§ **TASK DESCRIPTION**: Search the entries for the word "unit" and pull out each line that has it.

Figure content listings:
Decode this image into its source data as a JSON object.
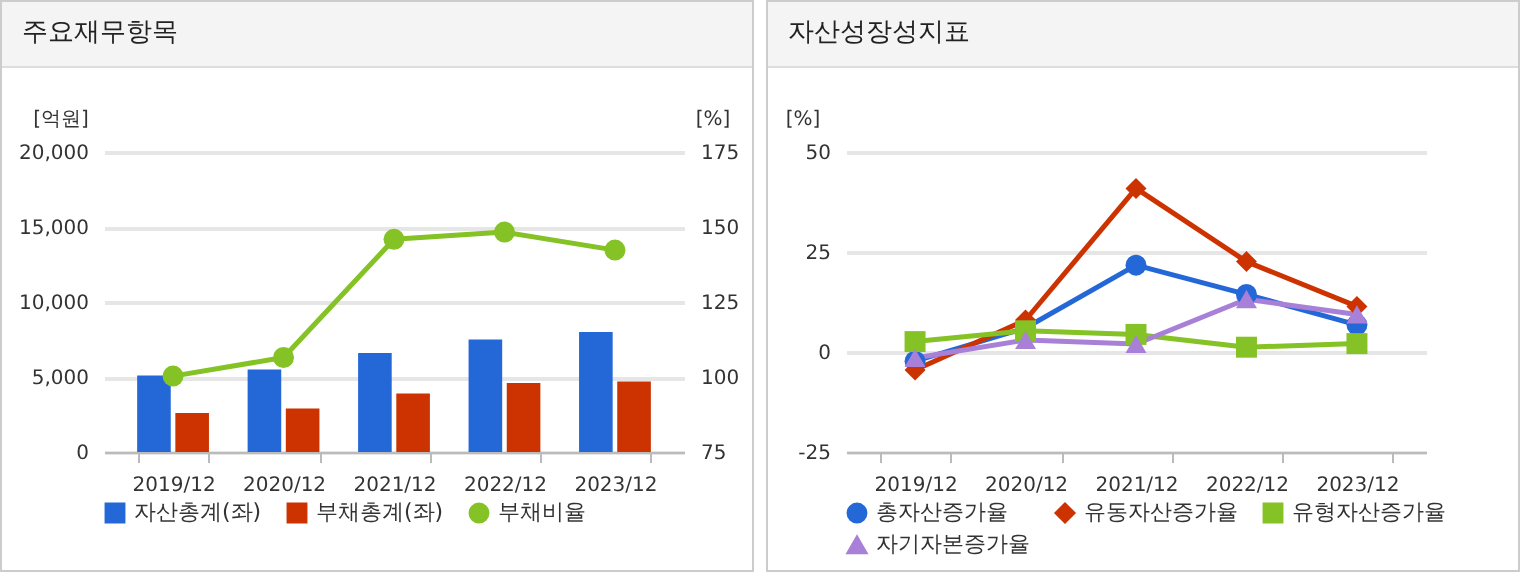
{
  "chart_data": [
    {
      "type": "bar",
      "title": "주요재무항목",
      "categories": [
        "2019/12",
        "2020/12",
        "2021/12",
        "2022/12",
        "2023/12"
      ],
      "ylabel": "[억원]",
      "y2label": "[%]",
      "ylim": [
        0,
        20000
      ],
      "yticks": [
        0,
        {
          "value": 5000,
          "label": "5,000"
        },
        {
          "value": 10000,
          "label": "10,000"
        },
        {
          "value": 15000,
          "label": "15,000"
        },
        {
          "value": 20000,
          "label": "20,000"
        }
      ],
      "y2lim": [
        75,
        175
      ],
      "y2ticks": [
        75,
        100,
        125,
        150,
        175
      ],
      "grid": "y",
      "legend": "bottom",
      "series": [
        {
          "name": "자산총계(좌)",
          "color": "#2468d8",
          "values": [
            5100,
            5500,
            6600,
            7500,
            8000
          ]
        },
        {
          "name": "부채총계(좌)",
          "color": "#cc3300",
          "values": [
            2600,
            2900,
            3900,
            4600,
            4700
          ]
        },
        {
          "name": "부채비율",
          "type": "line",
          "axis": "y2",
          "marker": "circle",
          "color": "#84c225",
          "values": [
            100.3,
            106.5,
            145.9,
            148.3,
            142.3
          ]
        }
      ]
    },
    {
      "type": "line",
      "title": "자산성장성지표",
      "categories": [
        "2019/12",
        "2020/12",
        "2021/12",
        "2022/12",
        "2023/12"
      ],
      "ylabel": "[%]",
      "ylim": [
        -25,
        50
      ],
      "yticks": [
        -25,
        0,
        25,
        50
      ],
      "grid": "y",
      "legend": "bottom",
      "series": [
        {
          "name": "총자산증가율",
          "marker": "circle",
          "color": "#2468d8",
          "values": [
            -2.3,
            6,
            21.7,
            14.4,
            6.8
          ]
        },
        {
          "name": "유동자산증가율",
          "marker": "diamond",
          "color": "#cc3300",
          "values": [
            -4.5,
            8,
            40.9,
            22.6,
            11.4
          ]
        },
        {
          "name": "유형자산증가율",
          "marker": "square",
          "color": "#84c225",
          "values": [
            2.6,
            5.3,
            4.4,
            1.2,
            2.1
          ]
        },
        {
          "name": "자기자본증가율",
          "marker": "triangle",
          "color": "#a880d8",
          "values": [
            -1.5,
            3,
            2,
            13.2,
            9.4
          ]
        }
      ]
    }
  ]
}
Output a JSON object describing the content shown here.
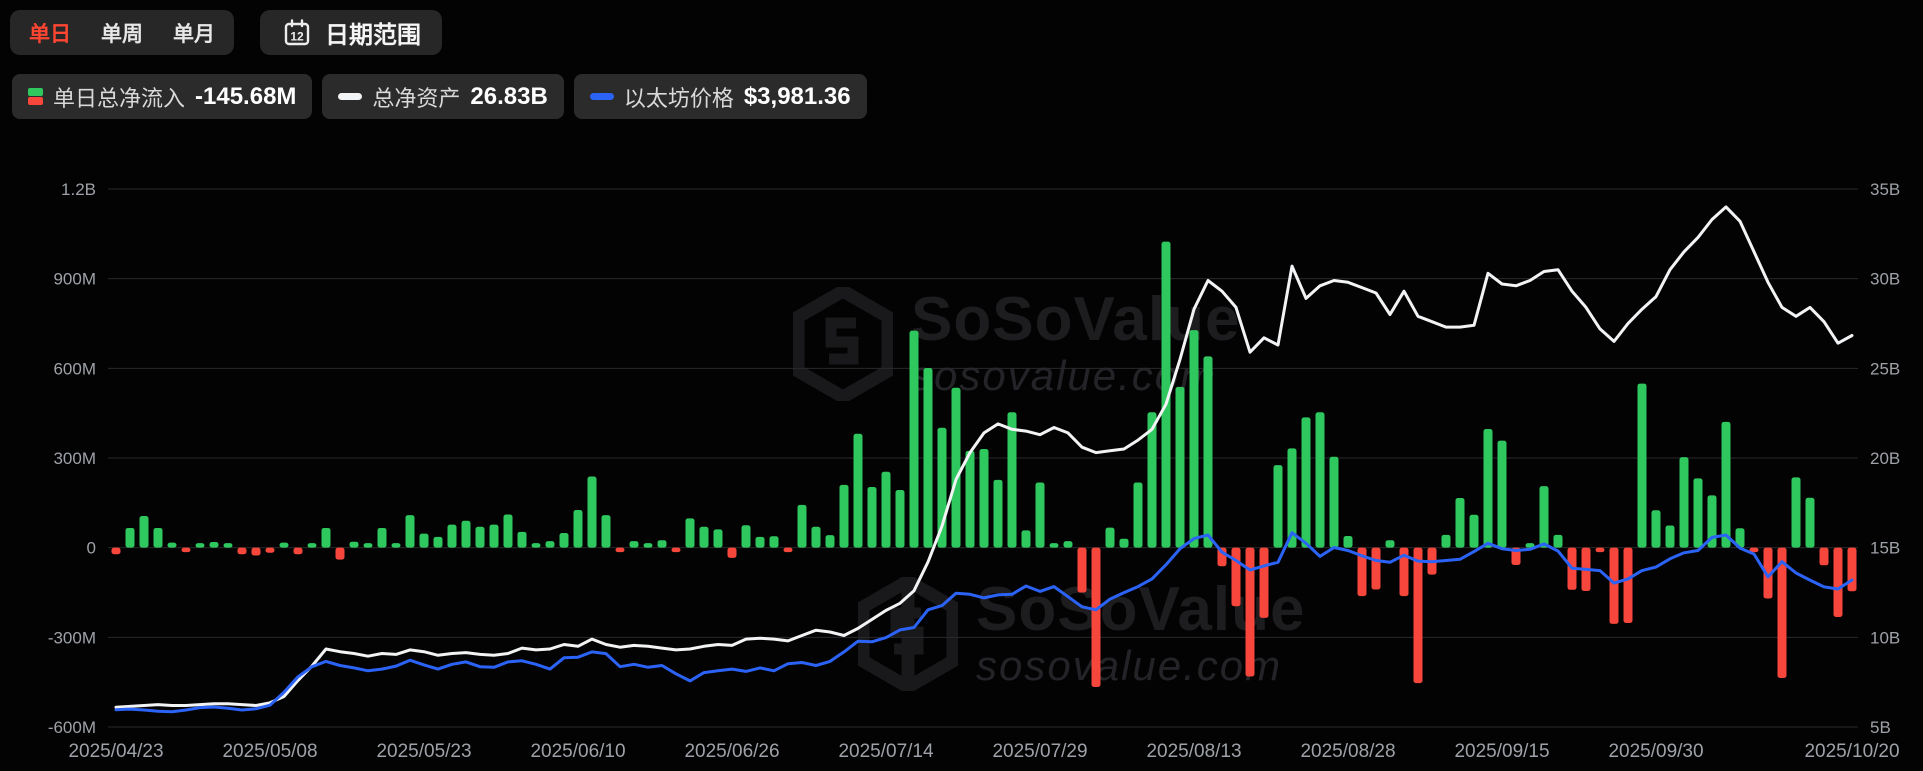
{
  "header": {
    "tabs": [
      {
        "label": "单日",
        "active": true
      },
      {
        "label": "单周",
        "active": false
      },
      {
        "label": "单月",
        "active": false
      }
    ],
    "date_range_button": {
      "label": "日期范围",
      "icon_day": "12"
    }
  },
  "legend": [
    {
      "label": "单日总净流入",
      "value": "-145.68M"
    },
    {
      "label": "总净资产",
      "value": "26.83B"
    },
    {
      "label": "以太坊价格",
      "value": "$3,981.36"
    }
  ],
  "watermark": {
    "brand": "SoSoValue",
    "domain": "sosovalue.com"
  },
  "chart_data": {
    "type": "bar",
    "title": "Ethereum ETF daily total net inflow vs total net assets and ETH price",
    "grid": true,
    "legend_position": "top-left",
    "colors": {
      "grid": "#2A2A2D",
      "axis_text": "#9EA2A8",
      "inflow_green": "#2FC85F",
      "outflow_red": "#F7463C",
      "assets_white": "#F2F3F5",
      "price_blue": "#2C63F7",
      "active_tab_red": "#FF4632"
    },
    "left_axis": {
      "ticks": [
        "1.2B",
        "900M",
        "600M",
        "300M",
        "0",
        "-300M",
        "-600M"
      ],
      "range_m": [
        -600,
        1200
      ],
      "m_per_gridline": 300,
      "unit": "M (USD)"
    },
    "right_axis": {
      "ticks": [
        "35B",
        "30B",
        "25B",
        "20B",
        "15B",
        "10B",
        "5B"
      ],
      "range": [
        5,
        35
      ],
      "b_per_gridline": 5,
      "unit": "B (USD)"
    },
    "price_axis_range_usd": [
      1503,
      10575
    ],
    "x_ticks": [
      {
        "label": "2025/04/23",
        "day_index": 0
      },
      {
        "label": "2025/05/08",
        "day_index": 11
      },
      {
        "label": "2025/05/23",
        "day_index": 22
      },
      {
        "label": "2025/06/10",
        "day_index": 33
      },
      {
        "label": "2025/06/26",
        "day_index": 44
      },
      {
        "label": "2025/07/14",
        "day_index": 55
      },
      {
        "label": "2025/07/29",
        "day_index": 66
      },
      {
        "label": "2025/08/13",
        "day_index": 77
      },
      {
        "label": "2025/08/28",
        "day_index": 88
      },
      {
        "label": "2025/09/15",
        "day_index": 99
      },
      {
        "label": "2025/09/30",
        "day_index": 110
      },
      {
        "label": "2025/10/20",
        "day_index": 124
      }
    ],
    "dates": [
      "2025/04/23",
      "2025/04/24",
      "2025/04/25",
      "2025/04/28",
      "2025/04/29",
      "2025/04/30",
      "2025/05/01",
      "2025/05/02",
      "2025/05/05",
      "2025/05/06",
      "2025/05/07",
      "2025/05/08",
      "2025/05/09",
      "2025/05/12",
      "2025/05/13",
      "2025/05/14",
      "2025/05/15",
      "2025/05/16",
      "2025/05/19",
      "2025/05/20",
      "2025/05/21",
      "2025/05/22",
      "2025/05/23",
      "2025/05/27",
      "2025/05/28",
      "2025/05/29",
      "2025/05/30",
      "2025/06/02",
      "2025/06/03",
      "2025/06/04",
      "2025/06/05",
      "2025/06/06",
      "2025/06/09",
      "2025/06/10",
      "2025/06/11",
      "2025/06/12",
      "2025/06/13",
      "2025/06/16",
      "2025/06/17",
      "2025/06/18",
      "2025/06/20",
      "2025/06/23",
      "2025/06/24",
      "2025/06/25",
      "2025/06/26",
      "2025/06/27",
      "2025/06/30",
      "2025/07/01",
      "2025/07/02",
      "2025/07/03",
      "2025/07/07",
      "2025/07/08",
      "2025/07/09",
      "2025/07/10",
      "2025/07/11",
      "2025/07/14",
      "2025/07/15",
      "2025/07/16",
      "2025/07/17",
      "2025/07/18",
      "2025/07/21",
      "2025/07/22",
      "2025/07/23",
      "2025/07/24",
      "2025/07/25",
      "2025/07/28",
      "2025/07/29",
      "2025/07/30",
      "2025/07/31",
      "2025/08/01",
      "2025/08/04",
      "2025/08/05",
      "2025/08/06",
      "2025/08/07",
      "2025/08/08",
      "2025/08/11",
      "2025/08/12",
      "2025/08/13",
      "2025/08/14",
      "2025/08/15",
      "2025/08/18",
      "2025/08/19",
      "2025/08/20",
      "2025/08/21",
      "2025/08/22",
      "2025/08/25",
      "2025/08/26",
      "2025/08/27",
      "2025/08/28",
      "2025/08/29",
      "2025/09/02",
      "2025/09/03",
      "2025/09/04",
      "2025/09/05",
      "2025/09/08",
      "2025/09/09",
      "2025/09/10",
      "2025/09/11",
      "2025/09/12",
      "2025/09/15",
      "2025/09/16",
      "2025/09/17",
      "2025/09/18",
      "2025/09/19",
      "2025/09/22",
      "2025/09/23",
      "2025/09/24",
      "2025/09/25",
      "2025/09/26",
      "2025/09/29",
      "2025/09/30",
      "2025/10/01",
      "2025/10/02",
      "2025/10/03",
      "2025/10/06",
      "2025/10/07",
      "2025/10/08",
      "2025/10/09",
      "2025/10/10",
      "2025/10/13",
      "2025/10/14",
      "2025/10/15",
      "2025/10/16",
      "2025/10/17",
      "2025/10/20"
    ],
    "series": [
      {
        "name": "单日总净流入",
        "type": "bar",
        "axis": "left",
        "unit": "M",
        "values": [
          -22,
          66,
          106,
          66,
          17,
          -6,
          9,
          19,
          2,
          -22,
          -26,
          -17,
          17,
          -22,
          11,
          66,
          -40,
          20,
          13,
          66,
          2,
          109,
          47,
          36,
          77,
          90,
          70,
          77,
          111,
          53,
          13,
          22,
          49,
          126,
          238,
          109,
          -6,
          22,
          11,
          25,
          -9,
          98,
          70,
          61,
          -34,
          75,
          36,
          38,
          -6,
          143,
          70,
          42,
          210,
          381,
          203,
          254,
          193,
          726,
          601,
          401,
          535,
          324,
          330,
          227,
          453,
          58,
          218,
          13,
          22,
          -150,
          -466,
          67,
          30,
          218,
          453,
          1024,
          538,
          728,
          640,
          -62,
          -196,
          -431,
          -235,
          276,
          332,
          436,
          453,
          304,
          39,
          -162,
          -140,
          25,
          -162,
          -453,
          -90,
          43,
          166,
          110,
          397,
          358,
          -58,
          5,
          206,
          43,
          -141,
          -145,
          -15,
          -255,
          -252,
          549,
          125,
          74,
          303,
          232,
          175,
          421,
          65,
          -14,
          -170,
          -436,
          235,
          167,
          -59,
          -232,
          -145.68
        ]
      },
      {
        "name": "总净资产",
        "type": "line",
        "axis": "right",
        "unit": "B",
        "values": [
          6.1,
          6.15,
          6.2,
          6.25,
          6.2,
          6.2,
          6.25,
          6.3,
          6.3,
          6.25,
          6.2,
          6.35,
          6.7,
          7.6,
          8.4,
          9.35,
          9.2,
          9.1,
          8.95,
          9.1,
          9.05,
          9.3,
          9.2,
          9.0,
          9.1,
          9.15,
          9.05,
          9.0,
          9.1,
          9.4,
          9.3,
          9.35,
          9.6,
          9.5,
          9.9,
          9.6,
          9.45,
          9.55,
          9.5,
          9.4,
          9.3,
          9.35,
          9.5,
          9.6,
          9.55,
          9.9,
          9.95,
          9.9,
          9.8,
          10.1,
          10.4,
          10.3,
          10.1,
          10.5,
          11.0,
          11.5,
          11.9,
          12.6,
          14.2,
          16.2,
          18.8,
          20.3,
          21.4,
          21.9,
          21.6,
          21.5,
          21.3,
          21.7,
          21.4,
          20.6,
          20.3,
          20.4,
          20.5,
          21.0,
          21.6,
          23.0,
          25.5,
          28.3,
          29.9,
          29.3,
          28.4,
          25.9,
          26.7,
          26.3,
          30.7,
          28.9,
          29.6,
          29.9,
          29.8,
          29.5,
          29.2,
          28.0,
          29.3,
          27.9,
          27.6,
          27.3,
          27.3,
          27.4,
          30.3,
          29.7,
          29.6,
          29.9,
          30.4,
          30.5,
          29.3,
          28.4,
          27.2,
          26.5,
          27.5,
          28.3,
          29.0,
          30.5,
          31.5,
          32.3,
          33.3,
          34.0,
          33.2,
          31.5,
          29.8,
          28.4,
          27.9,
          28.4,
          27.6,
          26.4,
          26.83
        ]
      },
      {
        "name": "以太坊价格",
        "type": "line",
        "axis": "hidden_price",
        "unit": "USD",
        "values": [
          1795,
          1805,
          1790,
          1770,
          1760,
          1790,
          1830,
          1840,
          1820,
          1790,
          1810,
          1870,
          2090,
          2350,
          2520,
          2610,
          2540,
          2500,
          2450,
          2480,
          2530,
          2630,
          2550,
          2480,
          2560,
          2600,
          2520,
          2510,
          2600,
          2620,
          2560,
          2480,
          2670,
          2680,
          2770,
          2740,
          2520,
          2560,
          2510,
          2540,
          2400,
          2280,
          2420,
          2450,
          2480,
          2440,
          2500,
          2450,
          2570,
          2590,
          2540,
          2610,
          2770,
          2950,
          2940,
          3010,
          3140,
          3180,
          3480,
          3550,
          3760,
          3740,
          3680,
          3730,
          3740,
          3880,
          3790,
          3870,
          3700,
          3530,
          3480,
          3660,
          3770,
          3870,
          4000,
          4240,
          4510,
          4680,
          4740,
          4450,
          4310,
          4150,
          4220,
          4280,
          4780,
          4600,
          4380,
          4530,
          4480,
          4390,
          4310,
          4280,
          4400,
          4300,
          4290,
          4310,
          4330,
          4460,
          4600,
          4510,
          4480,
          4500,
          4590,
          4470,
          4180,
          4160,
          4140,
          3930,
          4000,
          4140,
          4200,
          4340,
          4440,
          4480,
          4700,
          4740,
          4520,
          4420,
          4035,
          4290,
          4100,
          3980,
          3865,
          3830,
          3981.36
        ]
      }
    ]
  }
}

§ **ANSWER TO THE EXERCISE**:
      "unit": "M (USD)"
      "unit": "B (USD)"
        "unit": "M",
        "unit": "B",
        "unit": "USD",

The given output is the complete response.